(Stored records)
--- Begin ---

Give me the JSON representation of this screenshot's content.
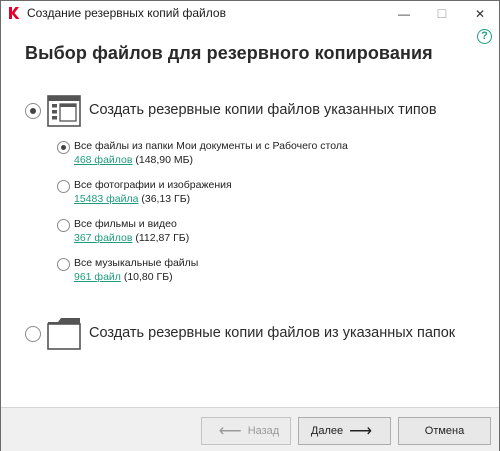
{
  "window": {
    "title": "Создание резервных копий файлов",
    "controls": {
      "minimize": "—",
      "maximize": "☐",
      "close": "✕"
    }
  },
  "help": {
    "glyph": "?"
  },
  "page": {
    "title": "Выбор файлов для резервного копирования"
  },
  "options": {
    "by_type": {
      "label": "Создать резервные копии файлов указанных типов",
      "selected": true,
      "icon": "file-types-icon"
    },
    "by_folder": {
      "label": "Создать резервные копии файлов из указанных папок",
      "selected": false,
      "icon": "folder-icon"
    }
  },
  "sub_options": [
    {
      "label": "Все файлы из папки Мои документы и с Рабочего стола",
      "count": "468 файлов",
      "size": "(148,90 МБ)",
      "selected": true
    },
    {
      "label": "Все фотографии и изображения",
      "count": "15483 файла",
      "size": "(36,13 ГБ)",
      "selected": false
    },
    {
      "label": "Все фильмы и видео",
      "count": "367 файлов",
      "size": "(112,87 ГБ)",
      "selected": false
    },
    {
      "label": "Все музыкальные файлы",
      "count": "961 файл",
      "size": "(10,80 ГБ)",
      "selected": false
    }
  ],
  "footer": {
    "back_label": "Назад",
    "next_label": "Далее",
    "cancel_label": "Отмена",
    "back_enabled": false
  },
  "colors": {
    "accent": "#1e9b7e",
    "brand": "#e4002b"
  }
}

--- End ---

**PROBLEM REQUIREMENTS**
Copy the lines from the entries above in which the word "size" appears.

**RESPONSE BELOW**
      "size": "(148,90 МБ)",
      "size": "(36,13 ГБ)",
      "size": "(112,87 ГБ)",
      "size": "(10,80 ГБ)",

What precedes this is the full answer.